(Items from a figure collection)
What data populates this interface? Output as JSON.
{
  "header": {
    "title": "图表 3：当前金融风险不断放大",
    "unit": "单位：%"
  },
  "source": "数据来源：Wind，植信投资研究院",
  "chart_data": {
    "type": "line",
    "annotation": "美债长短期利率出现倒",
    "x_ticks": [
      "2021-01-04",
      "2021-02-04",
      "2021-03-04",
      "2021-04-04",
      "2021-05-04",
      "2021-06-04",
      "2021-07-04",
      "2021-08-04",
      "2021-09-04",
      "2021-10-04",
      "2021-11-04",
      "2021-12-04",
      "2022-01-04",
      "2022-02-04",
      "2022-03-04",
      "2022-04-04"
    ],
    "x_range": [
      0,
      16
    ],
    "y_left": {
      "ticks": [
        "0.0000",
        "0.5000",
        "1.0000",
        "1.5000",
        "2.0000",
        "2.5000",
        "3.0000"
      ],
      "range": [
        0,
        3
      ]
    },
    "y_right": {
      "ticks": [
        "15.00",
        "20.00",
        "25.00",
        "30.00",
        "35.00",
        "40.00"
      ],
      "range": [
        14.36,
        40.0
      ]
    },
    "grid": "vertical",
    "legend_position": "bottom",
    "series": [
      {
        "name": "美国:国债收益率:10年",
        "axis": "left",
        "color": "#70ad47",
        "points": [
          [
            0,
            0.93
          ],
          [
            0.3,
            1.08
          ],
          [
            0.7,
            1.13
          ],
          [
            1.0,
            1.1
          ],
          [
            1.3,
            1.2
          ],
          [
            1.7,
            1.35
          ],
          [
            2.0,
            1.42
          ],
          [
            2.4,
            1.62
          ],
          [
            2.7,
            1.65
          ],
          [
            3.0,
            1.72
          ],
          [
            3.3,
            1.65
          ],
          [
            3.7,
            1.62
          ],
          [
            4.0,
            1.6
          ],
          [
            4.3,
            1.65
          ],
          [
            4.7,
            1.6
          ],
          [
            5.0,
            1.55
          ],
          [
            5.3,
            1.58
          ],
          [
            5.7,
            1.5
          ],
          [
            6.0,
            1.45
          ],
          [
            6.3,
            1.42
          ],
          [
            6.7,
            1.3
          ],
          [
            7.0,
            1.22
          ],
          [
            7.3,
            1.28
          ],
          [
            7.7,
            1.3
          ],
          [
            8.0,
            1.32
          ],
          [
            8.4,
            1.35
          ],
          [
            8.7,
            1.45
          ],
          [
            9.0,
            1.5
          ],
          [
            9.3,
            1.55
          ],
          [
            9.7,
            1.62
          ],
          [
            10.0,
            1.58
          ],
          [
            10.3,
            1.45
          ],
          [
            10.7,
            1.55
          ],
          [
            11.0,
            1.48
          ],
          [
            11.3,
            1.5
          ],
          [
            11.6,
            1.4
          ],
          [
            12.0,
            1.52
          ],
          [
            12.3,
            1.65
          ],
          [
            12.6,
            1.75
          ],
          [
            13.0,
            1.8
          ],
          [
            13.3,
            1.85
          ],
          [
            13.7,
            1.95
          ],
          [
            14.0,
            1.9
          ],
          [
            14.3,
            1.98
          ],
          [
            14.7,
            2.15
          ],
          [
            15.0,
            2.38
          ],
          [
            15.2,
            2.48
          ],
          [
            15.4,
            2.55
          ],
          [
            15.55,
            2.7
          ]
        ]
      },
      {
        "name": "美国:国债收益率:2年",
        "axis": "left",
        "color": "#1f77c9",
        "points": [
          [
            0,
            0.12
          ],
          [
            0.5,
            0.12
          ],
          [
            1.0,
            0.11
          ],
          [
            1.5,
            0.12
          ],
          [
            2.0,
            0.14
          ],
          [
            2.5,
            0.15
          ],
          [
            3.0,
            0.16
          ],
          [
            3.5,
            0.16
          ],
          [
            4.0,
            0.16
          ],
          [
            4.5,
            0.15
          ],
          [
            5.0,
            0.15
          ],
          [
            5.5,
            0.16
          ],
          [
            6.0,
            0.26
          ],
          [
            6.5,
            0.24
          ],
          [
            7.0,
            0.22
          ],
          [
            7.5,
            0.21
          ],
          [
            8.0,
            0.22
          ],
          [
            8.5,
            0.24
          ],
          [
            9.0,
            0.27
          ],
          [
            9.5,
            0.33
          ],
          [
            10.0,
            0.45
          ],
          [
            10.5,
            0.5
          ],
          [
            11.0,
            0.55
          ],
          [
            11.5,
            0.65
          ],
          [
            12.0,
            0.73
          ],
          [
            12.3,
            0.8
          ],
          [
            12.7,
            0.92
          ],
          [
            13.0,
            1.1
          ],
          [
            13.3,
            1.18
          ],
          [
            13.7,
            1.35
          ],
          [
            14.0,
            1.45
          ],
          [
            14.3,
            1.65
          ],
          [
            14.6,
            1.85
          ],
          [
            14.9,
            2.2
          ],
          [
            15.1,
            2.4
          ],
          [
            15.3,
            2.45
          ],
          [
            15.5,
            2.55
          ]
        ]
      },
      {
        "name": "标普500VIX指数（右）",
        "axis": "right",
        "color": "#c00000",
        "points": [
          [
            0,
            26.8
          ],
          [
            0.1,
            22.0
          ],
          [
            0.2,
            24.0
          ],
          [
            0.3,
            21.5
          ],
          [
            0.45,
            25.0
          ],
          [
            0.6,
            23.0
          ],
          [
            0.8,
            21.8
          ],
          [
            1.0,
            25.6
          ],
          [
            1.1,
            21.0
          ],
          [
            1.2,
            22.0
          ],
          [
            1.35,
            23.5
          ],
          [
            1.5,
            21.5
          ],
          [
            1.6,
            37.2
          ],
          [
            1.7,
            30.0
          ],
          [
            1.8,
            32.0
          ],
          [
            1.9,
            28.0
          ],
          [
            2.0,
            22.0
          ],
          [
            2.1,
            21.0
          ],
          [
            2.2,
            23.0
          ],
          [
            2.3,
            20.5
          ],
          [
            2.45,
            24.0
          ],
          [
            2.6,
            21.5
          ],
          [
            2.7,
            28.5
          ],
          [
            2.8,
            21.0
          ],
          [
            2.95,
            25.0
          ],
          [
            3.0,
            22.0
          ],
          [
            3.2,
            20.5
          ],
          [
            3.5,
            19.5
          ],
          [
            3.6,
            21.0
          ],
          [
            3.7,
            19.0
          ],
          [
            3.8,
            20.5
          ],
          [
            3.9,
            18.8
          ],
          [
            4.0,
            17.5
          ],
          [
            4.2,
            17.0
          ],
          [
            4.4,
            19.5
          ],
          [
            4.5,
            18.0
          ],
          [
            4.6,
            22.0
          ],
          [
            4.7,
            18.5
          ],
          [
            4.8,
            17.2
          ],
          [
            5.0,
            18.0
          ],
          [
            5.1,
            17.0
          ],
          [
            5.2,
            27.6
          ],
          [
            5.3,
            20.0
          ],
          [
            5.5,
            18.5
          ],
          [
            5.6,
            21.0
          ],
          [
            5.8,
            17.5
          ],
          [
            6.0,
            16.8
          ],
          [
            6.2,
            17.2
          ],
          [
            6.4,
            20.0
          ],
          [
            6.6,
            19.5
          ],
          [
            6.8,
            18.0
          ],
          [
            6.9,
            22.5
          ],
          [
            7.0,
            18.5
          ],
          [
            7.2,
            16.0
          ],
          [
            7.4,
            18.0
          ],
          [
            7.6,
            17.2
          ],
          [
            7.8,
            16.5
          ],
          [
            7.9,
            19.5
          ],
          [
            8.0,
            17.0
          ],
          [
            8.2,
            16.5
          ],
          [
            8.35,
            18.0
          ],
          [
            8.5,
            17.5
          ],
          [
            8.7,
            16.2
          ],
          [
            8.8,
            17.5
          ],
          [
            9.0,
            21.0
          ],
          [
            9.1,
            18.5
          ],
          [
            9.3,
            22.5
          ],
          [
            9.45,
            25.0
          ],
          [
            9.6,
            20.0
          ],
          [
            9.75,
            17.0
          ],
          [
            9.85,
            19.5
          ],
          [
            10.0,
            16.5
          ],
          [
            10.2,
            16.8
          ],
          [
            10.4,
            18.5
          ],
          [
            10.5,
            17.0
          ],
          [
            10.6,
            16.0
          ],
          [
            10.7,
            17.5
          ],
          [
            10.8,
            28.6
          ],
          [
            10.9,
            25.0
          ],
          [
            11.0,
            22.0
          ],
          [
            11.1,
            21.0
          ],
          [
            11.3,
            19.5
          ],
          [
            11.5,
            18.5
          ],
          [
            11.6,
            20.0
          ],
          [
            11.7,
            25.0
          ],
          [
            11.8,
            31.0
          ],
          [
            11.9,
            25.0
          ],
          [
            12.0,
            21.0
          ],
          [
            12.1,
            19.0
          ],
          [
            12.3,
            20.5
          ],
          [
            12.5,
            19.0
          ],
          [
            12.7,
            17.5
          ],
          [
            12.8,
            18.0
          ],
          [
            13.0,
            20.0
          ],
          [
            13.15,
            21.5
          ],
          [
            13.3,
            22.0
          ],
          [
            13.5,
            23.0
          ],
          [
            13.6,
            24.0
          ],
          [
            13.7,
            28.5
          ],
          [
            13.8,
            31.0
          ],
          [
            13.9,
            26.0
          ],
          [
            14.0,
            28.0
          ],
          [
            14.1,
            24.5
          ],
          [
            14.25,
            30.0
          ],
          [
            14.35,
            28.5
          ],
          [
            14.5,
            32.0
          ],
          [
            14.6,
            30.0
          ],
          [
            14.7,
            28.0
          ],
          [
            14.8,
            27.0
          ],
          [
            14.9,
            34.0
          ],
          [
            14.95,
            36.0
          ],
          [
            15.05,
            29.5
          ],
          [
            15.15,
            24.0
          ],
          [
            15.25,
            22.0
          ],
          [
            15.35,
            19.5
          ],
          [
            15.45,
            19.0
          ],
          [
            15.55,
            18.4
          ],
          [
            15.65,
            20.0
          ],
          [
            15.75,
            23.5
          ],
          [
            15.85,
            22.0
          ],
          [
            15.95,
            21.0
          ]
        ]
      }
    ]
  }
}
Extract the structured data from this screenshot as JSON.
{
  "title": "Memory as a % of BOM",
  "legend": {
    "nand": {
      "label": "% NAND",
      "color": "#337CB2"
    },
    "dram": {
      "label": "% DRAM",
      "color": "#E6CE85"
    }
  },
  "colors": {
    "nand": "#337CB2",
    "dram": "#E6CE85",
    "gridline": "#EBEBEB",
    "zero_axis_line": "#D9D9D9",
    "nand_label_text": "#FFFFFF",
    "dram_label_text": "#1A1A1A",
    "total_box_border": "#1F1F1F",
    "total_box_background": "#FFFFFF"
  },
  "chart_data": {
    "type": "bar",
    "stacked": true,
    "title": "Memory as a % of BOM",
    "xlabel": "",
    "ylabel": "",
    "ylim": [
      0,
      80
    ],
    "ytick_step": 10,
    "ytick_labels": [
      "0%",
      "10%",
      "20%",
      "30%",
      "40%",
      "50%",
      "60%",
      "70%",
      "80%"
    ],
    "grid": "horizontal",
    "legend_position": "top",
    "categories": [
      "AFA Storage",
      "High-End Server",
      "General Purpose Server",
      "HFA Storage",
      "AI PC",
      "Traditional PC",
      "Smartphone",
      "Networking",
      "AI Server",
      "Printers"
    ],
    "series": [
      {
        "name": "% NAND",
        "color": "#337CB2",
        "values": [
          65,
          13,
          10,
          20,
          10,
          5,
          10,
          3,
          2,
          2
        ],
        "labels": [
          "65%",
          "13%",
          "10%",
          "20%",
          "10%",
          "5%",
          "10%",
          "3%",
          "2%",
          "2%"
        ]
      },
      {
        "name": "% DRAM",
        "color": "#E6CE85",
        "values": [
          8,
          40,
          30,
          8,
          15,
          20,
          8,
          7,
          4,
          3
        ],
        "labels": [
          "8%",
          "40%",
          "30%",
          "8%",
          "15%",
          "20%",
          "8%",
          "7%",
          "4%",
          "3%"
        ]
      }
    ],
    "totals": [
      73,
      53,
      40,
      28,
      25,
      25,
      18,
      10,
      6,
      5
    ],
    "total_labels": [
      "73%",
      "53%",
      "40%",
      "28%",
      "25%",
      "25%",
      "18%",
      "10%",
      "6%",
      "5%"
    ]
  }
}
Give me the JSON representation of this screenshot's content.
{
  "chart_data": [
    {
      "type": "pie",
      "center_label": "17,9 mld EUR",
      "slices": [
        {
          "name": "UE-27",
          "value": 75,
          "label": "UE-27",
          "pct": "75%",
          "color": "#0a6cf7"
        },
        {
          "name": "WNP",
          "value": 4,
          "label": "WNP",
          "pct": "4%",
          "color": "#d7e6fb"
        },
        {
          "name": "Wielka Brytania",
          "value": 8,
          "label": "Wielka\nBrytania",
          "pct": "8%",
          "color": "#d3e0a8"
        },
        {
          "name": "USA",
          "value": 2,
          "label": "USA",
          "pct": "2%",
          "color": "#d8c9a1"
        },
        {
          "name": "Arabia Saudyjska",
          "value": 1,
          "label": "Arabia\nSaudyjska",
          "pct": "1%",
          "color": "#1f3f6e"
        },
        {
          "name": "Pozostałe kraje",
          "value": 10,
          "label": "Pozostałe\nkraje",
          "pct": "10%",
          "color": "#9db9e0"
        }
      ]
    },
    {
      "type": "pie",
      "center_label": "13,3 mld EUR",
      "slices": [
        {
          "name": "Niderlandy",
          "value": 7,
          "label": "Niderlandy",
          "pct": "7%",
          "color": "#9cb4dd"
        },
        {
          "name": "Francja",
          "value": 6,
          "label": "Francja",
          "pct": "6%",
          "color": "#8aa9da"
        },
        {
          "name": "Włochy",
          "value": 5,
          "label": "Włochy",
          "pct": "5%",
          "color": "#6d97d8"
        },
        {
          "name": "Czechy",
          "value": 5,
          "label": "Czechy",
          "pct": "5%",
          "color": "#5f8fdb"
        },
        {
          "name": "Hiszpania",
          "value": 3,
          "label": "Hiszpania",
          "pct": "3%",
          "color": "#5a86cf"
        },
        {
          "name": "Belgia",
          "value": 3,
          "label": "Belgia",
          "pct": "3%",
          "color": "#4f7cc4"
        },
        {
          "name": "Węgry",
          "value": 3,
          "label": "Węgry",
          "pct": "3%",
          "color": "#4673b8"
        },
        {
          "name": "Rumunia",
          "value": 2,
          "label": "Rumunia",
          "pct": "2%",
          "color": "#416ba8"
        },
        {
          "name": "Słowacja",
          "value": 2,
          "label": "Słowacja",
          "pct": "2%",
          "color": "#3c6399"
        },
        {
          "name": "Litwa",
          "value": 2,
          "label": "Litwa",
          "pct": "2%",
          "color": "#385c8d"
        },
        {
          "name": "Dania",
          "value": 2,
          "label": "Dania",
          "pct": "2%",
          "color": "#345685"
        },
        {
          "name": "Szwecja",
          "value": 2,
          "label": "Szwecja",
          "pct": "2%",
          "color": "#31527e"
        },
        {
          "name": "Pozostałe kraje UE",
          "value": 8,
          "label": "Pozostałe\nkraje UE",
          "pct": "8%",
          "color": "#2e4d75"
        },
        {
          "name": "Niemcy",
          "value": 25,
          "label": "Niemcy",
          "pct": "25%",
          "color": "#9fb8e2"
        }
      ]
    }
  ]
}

* _Problem statement_: Identify each line in the records above that contains the word "JSON", and copy it out in full.

* _Response for this exercise_:
What data populates this interface? Output as JSON.
Extract the structured data from this screenshot as JSON.
Give me the JSON representation of this screenshot's content.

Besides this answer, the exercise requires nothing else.